=== WRITTEN REQUEST ===
Type the records out again in full, exactly.

=== DATA EXCERPTS ===
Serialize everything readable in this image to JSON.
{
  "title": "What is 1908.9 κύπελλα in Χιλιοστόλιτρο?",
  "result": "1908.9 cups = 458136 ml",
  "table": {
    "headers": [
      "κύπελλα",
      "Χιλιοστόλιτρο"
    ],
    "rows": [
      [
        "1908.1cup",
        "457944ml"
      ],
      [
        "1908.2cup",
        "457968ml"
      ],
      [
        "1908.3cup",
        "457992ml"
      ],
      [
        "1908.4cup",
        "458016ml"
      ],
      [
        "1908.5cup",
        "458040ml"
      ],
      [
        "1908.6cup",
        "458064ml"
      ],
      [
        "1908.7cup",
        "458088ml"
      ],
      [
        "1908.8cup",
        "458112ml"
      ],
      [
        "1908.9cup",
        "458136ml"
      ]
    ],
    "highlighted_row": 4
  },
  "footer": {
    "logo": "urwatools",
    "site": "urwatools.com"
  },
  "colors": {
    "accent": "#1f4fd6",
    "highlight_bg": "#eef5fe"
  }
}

=== CORRECT RESULT ===
Serialize everything readable in this image to JSON.
{
  "title": "What is 1908.9 κύπελλα in Χιλιοστόλιτρο?",
  "result": "1908.9 cups = 458136 ml",
  "table": {
    "headers": [
      "κύπελλα",
      "Χιλιοστόλιτρο"
    ],
    "rows": [
      [
        "1908.1cup",
        "457944ml"
      ],
      [
        "1908.2cup",
        "457968ml"
      ],
      [
        "1908.3cup",
        "457992ml"
      ],
      [
        "1908.4cup",
        "458016ml"
      ],
      [
        "1908.5cup",
        "458040ml"
      ],
      [
        "1908.6cup",
        "458064ml"
      ],
      [
        "1908.7cup",
        "458088ml"
      ],
      [
        "1908.8cup",
        "458112ml"
      ],
      [
        "1908.9cup",
        "458136ml"
      ]
    ],
    "highlighted_row": 4
  },
  "footer": {
    "logo": "urwatools",
    "site": "urwatools.com"
  },
  "colors": {
    "accent": "#1f4fd6",
    "highlight_bg": "#eef5fe"
  }
}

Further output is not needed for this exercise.